### Materials provided
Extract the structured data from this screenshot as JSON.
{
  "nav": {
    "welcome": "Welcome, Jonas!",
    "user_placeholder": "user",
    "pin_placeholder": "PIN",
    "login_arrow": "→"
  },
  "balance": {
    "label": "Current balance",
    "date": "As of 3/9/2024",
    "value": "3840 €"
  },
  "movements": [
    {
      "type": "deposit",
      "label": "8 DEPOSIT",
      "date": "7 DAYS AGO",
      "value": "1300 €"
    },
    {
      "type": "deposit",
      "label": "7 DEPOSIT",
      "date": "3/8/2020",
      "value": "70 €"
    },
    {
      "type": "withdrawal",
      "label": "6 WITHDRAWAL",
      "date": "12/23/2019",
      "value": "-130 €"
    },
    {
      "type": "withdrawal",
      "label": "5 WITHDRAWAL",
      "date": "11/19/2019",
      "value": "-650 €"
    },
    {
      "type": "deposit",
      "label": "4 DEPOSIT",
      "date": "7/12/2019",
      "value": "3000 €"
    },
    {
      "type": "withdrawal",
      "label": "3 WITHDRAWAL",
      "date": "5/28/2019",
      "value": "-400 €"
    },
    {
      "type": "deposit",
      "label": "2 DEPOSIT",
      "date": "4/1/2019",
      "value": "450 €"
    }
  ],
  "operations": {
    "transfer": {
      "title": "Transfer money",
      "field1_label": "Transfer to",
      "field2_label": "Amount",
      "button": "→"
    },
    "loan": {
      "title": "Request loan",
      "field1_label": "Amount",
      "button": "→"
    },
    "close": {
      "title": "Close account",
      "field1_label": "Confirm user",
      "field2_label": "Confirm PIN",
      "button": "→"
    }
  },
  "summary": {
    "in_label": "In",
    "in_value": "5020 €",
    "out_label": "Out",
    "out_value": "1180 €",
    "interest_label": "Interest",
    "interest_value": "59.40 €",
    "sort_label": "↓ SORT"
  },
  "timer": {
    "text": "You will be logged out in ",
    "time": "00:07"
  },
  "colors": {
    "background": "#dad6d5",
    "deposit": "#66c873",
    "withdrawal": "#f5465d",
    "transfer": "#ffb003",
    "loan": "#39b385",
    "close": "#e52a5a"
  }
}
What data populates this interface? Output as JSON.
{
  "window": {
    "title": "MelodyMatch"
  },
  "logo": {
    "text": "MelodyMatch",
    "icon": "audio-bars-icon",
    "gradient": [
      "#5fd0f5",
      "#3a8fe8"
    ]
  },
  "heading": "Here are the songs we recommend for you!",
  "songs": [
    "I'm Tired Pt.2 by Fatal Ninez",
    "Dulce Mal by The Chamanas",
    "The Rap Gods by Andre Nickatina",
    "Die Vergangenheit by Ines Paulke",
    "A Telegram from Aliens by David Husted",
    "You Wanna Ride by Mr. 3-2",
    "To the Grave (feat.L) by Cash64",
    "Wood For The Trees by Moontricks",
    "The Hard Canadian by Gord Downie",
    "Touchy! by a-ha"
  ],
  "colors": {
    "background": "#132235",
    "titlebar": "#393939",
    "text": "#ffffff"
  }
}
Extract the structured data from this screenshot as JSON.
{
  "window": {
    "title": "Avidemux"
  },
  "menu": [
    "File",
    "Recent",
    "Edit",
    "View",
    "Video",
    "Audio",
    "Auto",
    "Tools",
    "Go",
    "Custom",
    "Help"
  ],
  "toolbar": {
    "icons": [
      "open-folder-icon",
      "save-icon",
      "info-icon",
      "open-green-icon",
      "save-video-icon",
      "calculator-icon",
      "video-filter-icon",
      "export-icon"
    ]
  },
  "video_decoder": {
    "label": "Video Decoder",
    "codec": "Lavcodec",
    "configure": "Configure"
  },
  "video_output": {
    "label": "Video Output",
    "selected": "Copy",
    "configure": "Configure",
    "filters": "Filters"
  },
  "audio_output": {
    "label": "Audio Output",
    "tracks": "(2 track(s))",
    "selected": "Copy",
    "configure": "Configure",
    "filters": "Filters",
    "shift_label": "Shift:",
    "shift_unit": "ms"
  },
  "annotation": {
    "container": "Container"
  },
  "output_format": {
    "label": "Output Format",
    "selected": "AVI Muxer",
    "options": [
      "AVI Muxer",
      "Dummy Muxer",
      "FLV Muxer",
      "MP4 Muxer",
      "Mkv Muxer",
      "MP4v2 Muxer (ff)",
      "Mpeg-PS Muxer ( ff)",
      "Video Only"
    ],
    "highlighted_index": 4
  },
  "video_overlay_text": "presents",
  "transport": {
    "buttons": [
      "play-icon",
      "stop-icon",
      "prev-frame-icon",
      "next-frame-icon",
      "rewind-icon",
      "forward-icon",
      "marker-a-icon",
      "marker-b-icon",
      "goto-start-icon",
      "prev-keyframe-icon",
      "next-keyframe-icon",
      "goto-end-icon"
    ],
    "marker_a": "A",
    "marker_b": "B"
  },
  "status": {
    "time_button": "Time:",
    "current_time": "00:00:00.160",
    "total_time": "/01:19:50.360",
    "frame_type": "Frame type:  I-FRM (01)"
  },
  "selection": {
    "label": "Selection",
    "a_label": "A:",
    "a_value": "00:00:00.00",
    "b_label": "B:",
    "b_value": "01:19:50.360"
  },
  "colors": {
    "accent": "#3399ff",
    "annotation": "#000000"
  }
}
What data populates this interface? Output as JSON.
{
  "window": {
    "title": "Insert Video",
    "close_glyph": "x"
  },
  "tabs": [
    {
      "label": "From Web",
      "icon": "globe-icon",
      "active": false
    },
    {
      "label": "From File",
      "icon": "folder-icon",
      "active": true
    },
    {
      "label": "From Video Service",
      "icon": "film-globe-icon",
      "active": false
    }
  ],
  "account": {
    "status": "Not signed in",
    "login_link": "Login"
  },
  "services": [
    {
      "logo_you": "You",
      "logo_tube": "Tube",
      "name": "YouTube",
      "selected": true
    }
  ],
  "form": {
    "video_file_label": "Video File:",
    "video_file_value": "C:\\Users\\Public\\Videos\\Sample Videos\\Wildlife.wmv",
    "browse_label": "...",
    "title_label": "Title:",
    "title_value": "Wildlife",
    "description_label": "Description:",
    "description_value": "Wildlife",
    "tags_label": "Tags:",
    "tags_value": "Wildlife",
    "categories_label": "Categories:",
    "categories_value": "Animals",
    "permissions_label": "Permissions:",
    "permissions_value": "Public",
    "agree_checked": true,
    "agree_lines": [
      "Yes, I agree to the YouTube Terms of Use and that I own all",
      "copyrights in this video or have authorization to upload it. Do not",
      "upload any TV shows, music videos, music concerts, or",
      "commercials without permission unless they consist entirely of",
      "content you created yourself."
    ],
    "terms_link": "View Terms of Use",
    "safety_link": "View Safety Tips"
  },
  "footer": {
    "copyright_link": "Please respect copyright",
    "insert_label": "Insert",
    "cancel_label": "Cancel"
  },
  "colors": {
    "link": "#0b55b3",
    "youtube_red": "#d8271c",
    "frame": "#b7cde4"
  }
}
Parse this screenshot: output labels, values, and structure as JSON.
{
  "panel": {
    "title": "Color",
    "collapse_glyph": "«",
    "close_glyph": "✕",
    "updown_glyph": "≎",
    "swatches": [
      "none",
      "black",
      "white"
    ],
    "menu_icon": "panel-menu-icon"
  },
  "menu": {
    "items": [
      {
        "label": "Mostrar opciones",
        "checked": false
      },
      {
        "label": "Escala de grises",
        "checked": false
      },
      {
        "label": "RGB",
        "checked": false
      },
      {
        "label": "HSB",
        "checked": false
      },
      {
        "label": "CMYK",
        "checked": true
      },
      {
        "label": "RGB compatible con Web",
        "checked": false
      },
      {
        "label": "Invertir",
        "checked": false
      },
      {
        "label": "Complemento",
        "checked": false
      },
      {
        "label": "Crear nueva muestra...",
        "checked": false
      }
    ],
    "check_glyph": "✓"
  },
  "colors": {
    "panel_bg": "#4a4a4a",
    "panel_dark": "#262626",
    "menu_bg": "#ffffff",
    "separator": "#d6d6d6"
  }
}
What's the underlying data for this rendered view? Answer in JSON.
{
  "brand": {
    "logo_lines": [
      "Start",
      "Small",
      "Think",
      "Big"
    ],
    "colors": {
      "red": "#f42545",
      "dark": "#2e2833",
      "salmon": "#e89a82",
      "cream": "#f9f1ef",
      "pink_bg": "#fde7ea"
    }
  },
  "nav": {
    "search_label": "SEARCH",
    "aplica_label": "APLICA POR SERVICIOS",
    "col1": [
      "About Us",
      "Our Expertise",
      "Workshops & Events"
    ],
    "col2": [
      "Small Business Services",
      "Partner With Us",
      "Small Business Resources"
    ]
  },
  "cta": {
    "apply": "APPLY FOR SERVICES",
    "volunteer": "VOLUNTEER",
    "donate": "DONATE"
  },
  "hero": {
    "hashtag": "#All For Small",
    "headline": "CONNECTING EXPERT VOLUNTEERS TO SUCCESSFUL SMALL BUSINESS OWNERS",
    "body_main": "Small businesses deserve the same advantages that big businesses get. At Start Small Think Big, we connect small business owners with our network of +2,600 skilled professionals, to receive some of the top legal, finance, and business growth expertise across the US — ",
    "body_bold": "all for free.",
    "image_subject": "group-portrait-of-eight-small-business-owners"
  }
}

### Aim
Count the lines above that contain the word "date", and reply with only that number.

### Exercise result
8